■ **DATASET ENTRIES**:
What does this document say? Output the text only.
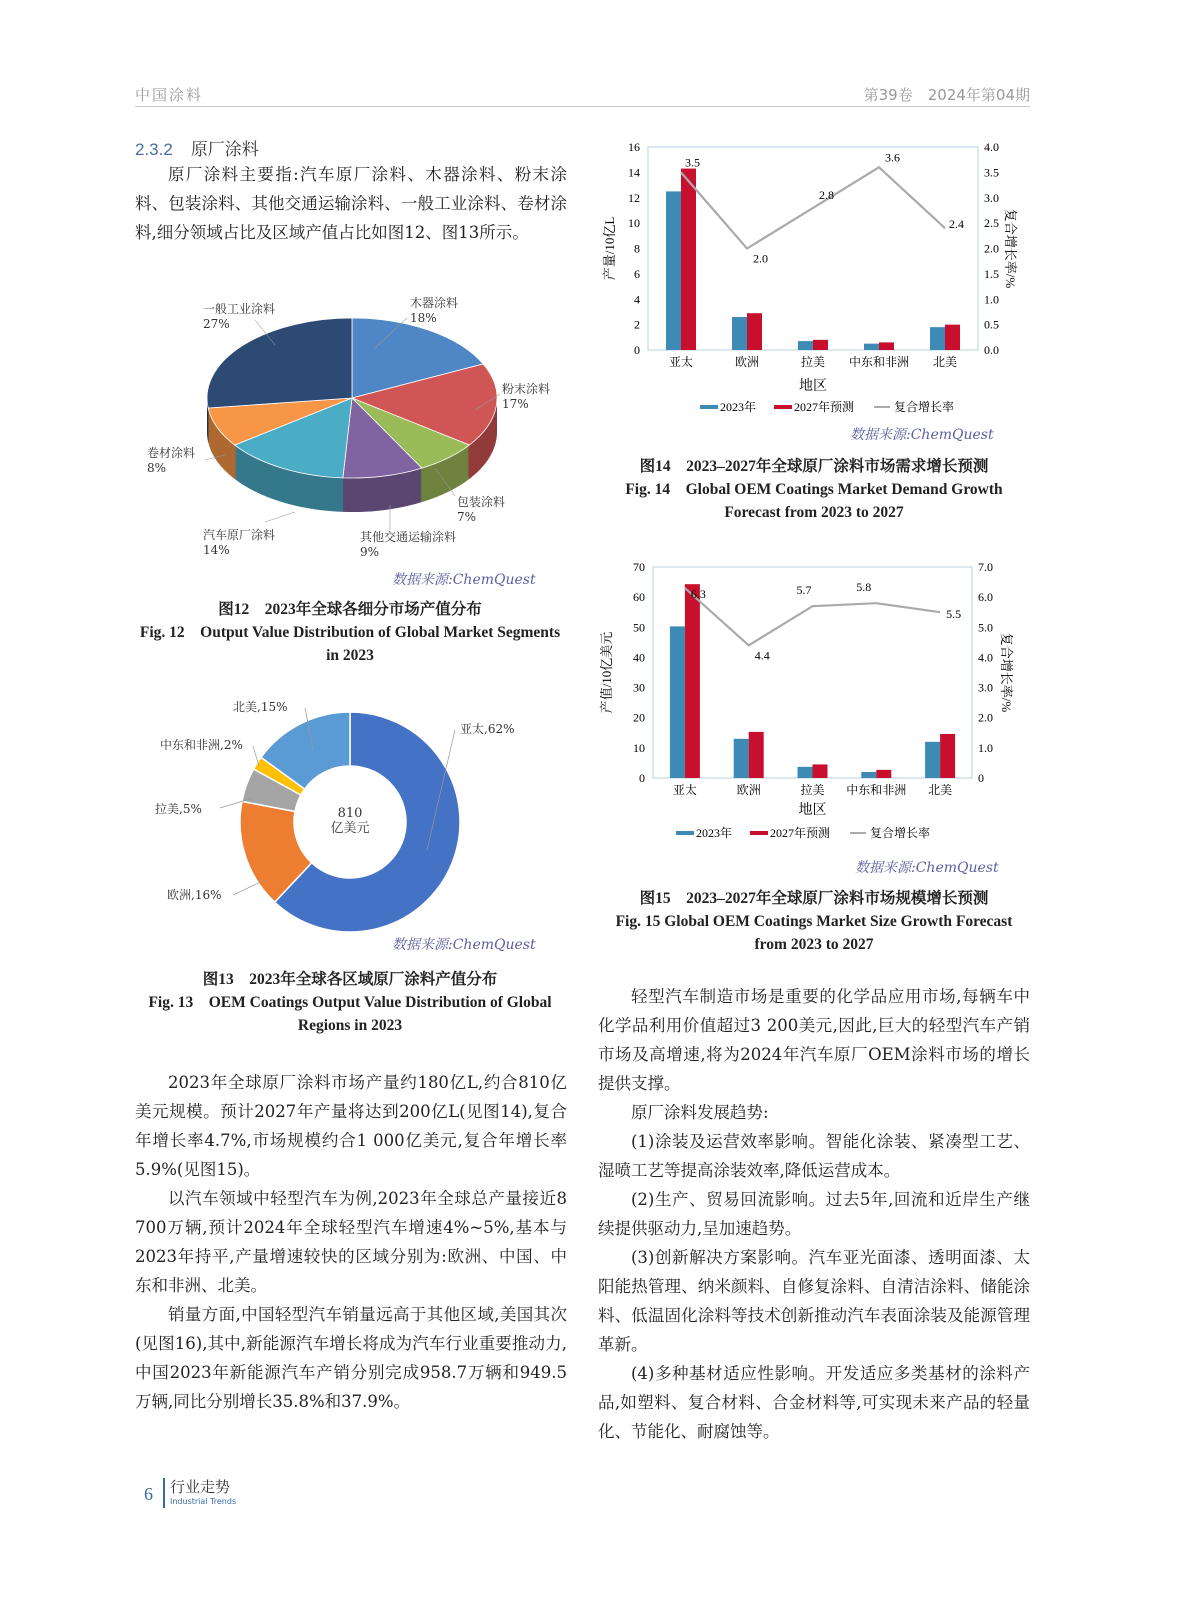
中国涂料	第39卷　2024年第04期
2.3.2 原厂涂料

原厂涂料主要指:汽车原厂涂料、木器涂料、粉末涂料、包装涂料、其他交通运输涂料、一般工业涂料、卷材涂料,细分领域占比及区域产值占比如图12、图13所示。

木器涂料
18%
粉末涂料
17%
包装涂料
7%
其他交通运输涂料
9%
汽车原厂涂料
14%
卷材涂料
8%
一般工业涂料
27%
数据来源:ChemQuest
图12　2023年全球各细分市场产值分布
Fig. 12　Output Value Distribution of Global Market Segments in 2023
810
亿美元
亚太,62%
欧洲,16%
拉美,5%
中东和非洲,2%
北美,15%
数据来源:ChemQuest
图13　2023年全球各区域原厂涂料产值分布
Fig. 13　OEM Coatings Output Value Distribution of Global Regions in 2023

2023年全球原厂涂料市场产量约180亿L,约合810亿美元规模。预计2027年产量将达到200亿L(见图14),复合年增长率4.7%,市场规模约合1 000亿美元,复合年增长率5.9%(见图15)。

以汽车领域中轻型汽车为例,2023年全球总产量接近8 700万辆,预计2024年全球轻型汽车增速4%~5%,基本与2023年持平,产量增速较快的区域分别为:欧洲、中国、中东和非洲、北美。

销量方面,中国轻型汽车销量远高于其他区域,美国其次(见图16),其中,新能源汽车增长将成为汽车行业重要推动力,中国2023年新能源汽车产销分别完成958.7万辆和949.5万辆,同比分别增长35.8%和37.9%。

0
2
4
6
8
10
12
14
16
0.0
0.5
1.0
1.5
2.0
2.5
3.0
3.5
4.0
亚太	欧洲	拉美 中东和非洲 北美
3.5
2.0
2.8
3.6
2.4
地区
产量/10亿L	复合增长率/%
2023年	2027年预测	复合增长率
数据来源:ChemQuest
图14　2023–2027年全球原厂涂料市场需求增长预测
Fig. 14　Global OEM Coatings Market Demand Growth Forecast from 2023 to 2027
0
10
20
30
40
50
60
70
0
1.0
2.0
3.0
4.0
5.0
6.0
7.0
亚太	欧洲	拉美 中东和非洲 北美
6.3
4.4
5.7	5.8
5.5
地区
产值/10亿美元	复合增长率/%
2023年	2027年预测	复合增长率
数据来源:ChemQuest
图15　2023–2027年全球原厂涂料市场规模增长预测
Fig. 15 Global OEM Coatings Market Size Growth Forecast from 2023 to 2027

轻型汽车制造市场是重要的化学品应用市场,每辆车中化学品利用价值超过3 200美元,因此,巨大的轻型汽车产销市场及高增速,将为2024年汽车原厂OEM涂料市场的增长提供支撑。

原厂涂料发展趋势:

(1)涂装及运营效率影响。智能化涂装、紧凑型工艺、湿喷工艺等提高涂装效率,降低运营成本。

(2)生产、贸易回流影响。过去5年,回流和近岸生产继续提供驱动力,呈加速趋势。

(3)创新解决方案影响。汽车亚光面漆、透明面漆、太阳能热管理、纳米颜料、自修复涂料、自清洁涂料、储能涂料、低温固化涂料等技术创新推动汽车表面涂装及能源管理革新。

(4)多种基材适应性影响。开发适应多类基材的涂料产品,如塑料、复合材料、合金材料等,可实现未来产品的轻量化、节能化、耐腐蚀等。

6 行业走势
Industrial Trends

■ **WHAT IS EXPECTED**:
Repeat the full listing above exactly, with no pictures in the copy.

■ **SOLUTION**:
What does this document say? Output the text only.
中国涂料	第39卷　2024年第04期
2.3.2 原厂涂料

原厂涂料主要指:汽车原厂涂料、木器涂料、粉末涂料、包装涂料、其他交通运输涂料、一般工业涂料、卷材涂料,细分领域占比及区域产值占比如图12、图13所示。

木器涂料
18%
粉末涂料
17%
包装涂料
7%
其他交通运输涂料
9%
汽车原厂涂料
14%
卷材涂料
8%
一般工业涂料
27%
数据来源:ChemQuest
图12　2023年全球各细分市场产值分布
Fig. 12　Output Value Distribution of Global Market Segments in 2023
810
亿美元
亚太,62%
欧洲,16%
拉美,5%
中东和非洲,2%
北美,15%
数据来源:ChemQuest
图13　2023年全球各区域原厂涂料产值分布
Fig. 13　OEM Coatings Output Value Distribution of Global Regions in 2023

2023年全球原厂涂料市场产量约180亿L,约合810亿美元规模。预计2027年产量将达到200亿L(见图14),复合年增长率4.7%,市场规模约合1 000亿美元,复合年增长率5.9%(见图15)。

以汽车领域中轻型汽车为例,2023年全球总产量接近8 700万辆,预计2024年全球轻型汽车增速4%~5%,基本与2023年持平,产量增速较快的区域分别为:欧洲、中国、中东和非洲、北美。

销量方面,中国轻型汽车销量远高于其他区域,美国其次(见图16),其中,新能源汽车增长将成为汽车行业重要推动力,中国2023年新能源汽车产销分别完成958.7万辆和949.5万辆,同比分别增长35.8%和37.9%。

0
2
4
6
8
10
12
14
16
0.0
0.5
1.0
1.5
2.0
2.5
3.0
3.5
4.0
亚太	欧洲	拉美 中东和非洲 北美
3.5
2.0
2.8
3.6
2.4
地区
产量/10亿L	复合增长率/%
2023年	2027年预测	复合增长率
数据来源:ChemQuest
图14　2023–2027年全球原厂涂料市场需求增长预测
Fig. 14　Global OEM Coatings Market Demand Growth Forecast from 2023 to 2027
0
10
20
30
40
50
60
70
0
1.0
2.0
3.0
4.0
5.0
6.0
7.0
亚太	欧洲	拉美 中东和非洲 北美
6.3
4.4
5.7	5.8
5.5
地区
产值/10亿美元	复合增长率/%
2023年	2027年预测	复合增长率
数据来源:ChemQuest
图15　2023–2027年全球原厂涂料市场规模增长预测
Fig. 15 Global OEM Coatings Market Size Growth Forecast from 2023 to 2027

轻型汽车制造市场是重要的化学品应用市场,每辆车中化学品利用价值超过3 200美元,因此,巨大的轻型汽车产销市场及高增速,将为2024年汽车原厂OEM涂料市场的增长提供支撑。

原厂涂料发展趋势:

(1)涂装及运营效率影响。智能化涂装、紧凑型工艺、湿喷工艺等提高涂装效率,降低运营成本。

(2)生产、贸易回流影响。过去5年,回流和近岸生产继续提供驱动力,呈加速趋势。

(3)创新解决方案影响。汽车亚光面漆、透明面漆、太阳能热管理、纳米颜料、自修复涂料、自清洁涂料、储能涂料、低温固化涂料等技术创新推动汽车表面涂装及能源管理革新。

(4)多种基材适应性影响。开发适应多类基材的涂料产品,如塑料、复合材料、合金材料等,可实现未来产品的轻量化、节能化、耐腐蚀等。

6 行业走势
Industrial Trends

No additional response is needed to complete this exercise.